▶ **Set exercise**:
State the count of lines below in which the word "Kürbiscreme" appears, and add nothing.

▶ **Excerpted data**:
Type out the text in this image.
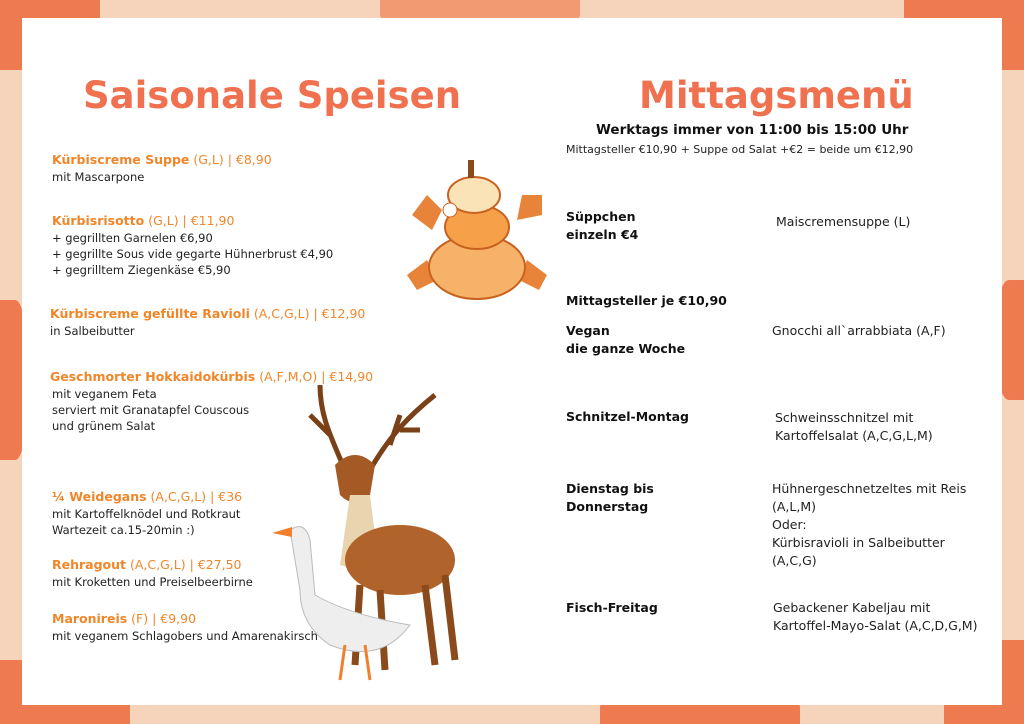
Saisonale Speisen
Kürbiscreme Suppe (G,L) | €8,90
mit Mascarpone
Kürbisrisotto (G,L) | €11,90
+ gegrillten Garnelen €6,90
+ gegrillte Sous vide gegarte Hühnerbrust €4,90
+ gegrilltem Ziegenkäse €5,90
Kürbiscreme gefüllte Ravioli (A,C,G,L) | €12,90
in Salbeibutter
Geschmorter Hokkaidokürbis (A,F,M,O) | €14,90
mit veganem Feta
serviert mit Granatapfel Couscous
und grünem Salat
¼ Weidegans (A,C,G,L) | €36
mit Kartoffelknödel und Rotkraut
Wartezeit ca.15-20min :)
Rehragout (A,C,G,L) | €27,50
mit Kroketten und Preiselbeerbirne
Maronireis (F) | €9,90
mit veganem Schlagobers und Amarenakirsch
Mittagsmenü
Werktags immer von 11:00 bis 15:00 Uhr
Mittagsteller €10,90 + Suppe od Salat +€2 = beide um €12,90
Mittagsteller je €10,90
Süppchen
einzeln €4
Maiscremensuppe (L)
Vegan
die ganze Woche
Gnocchi all`arrabbiata (A,F)
Schnitzel-Montag	Schweinsschnitzel mit
Kartoffelsalat (A,C,G,L,M)
Dienstag bis
Donnerstag
Hühnergeschnetzeltes mit Reis
(A,L,M)
Oder:
Kürbisravioli in Salbeibutter
(A,C,G)
Fisch-Freitag	Gebackener Kabeljau mit
Kartoffel-Mayo-Salat (A,C,D,G,M)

▶ **Exercise output**:
2